Stored items from a collection
▽
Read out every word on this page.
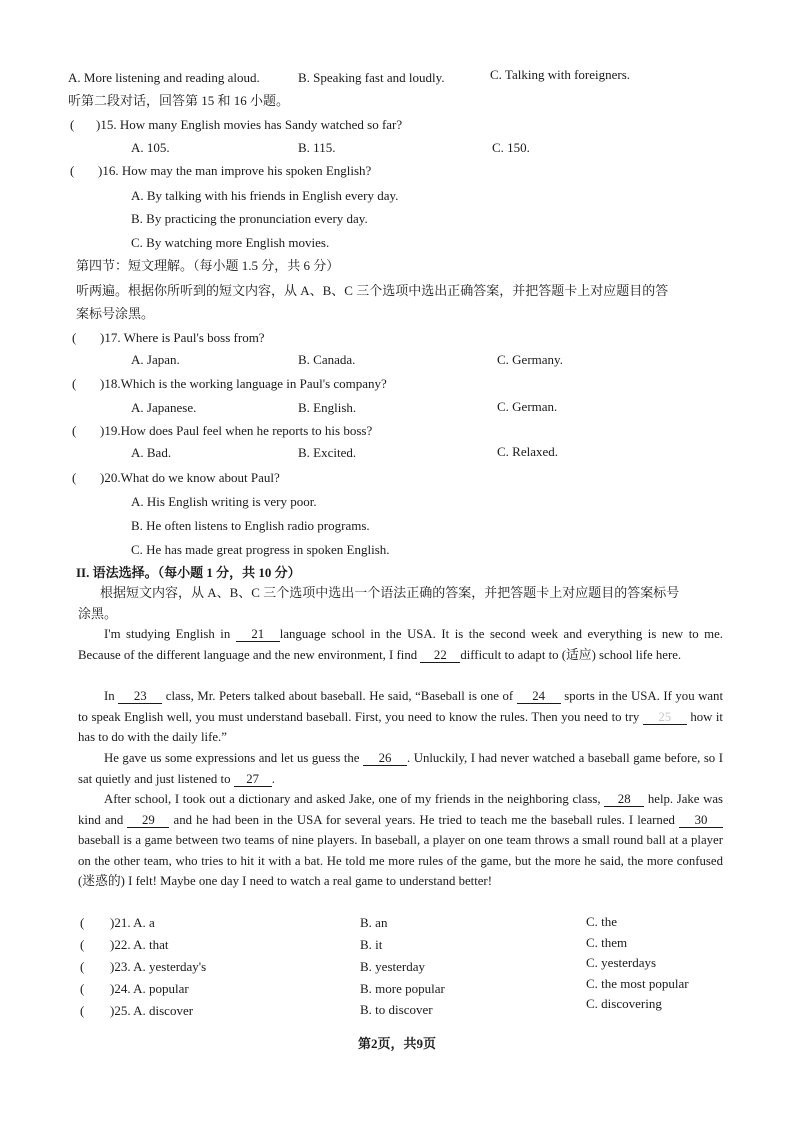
A. More listening and reading aloud.	B. Speaking fast and loudly.	C. Talking with foreigners.
听第二段对话，回答第 15 和 16 小题。
( )15. How many English movies has Sandy watched so far?
A. 105.	B. 115.	C. 150.
( )16. How may the man improve his spoken English?
A. By talking with his friends in English every day.
B. By practicing the pronunciation every day.
C. By watching more English movies.
第四节：短文理解。（每小题 1.5 分，共 6 分）
听两遍。根据你所听到的短文内容，从 A、B、C 三个选项中选出正确答案，并把答题卡上对应题目的答
案标号涂黑。
( )17. Where is Paul's boss from?
A. Japan.	B. Canada.	C. Germany.
( )18.Which is the working language in Paul's company?
A. Japanese.	B. English.	C. German.
( )19.How does Paul feel when he reports to his boss?
A. Bad.	B. Excited.	C. Relaxed.
( )20.What do we know about Paul?
A. His English writing is very poor.
B. He often listens to English radio programs.
C. He has made great progress in spoken English.
II. 语法选择。（每小题 1 分，共 10 分）
根据短文内容，从 A、B、C 三个选项中选出一个语法正确的答案，并把答题卡上对应题目的答案标号
涂黑。
I'm studying English in 21 language school in the USA. It is the second week and everything is new to me. Because of the different language and the new environment, I find 22 difficult to adapt to (适应) school life here.
In 23 class, Mr. Peters talked about baseball. He said, “Baseball is one of 24 sports in the USA. If you want to speak English well, you must understand baseball. First, you need to know the rules. Then you need to try 25 how it has to do with the daily life.”
He gave us some expressions and let us guess the 26 . Unluckily, I had never watched a baseball game before, so I sat quietly and just listened to 27 .
After school, I took out a dictionary and asked Jake, one of my friends in the neighboring class, 28 help. Jake was kind and 29 and he had been in the USA for several years. He tried to teach me the baseball rules. I learned 30 baseball is a game between two teams of nine players. In baseball, a player on one team throws a small round ball at a player on the other team, who tries to hit it with a bat. He told me more rules of the game, but the more he said, the more confused (迷惑的) I felt! Maybe one day I need to watch a real game to understand better!
( )21. A. a	B. an	C. the
( )22. A. that	B. it	C. them
( )23. A. yesterday's	B. yesterday	C. yesterdays
( )24. A. popular	B. more popular	C. the most popular
( )25. A. discover	B. to discover	C. discovering
第2页，共9页
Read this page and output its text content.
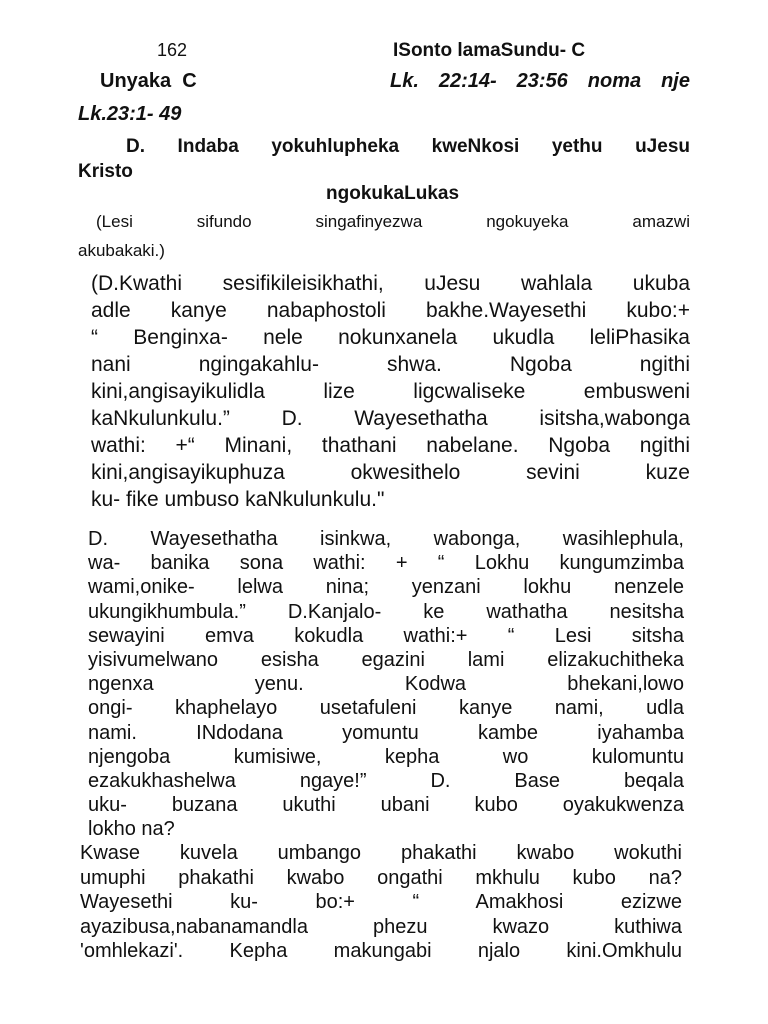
162	ISonto lamaSundu- C
Unyaka  C	Lk. 22:14- 23:56 noma nje
Lk.23:1- 49
D. Indaba yokuhlupheka kweNkosi yethu uJesu
Kristo
ngokukaLukas
(Lesi sifundo singafinyezwa ngokuyeka amazwi
akubakaki.)
(D.Kwathi sesifikileisikhathi, uJesu wahlala ukuba
adle kanye nabaphostoli bakhe.Wayesethi kubo:+
“ Benginxa- nele nokunxanela ukudla leliPhasika
nani ngingakahlu- shwa. Ngoba ngithi
kini,angisayikulidla lize ligcwaliseke embusweni
kaNkulunkulu.” D. Wayesethatha isitsha,wabonga
wathi: +“ Minani, thathani nabelane. Ngoba ngithi
kini,angisayikuphuza okwesithelo sevini kuze
ku- fike umbuso kaNkulunkulu."
D. Wayesethatha isinkwa, wabonga, wasihlephula,
wa- banika sona wathi: + “ Lokhu kungumzimba
wami,onike- lelwa nina; yenzani lokhu nenzele
ukungikhumbula.” D.Kanjalo- ke wathatha nesitsha
sewayini emva kokudla wathi:+ “ Lesi sitsha
yisivumelwano esisha egazini lami elizakuchitheka
ngenxa yenu. Kodwa bhekani,lowo
ongi- khaphelayo usetafuleni kanye nami, udla
nami. INdodana yomuntu kambe iyahamba
njengoba kumisiwe, kepha wo kulomuntu
ezakukhashelwa ngaye!” D. Base beqala
uku- buzana ukuthi ubani kubo oyakukwenza
lokho na?
Kwase kuvela umbango phakathi kwabo wokuthi
umuphi phakathi kwabo ongathi mkhulu kubo na?
Wayesethi ku- bo:+ “ Amakhosi ezizwe
ayazibusa,nabanamandla phezu kwazo kuthiwa
'omhlekazi'. Kepha makungabi njalo kini.Omkhulu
△
# SHORT EXERCISE
Report only the number of lines that hold the string "boss" in this listing.

# EXERCISE OUTPUT
2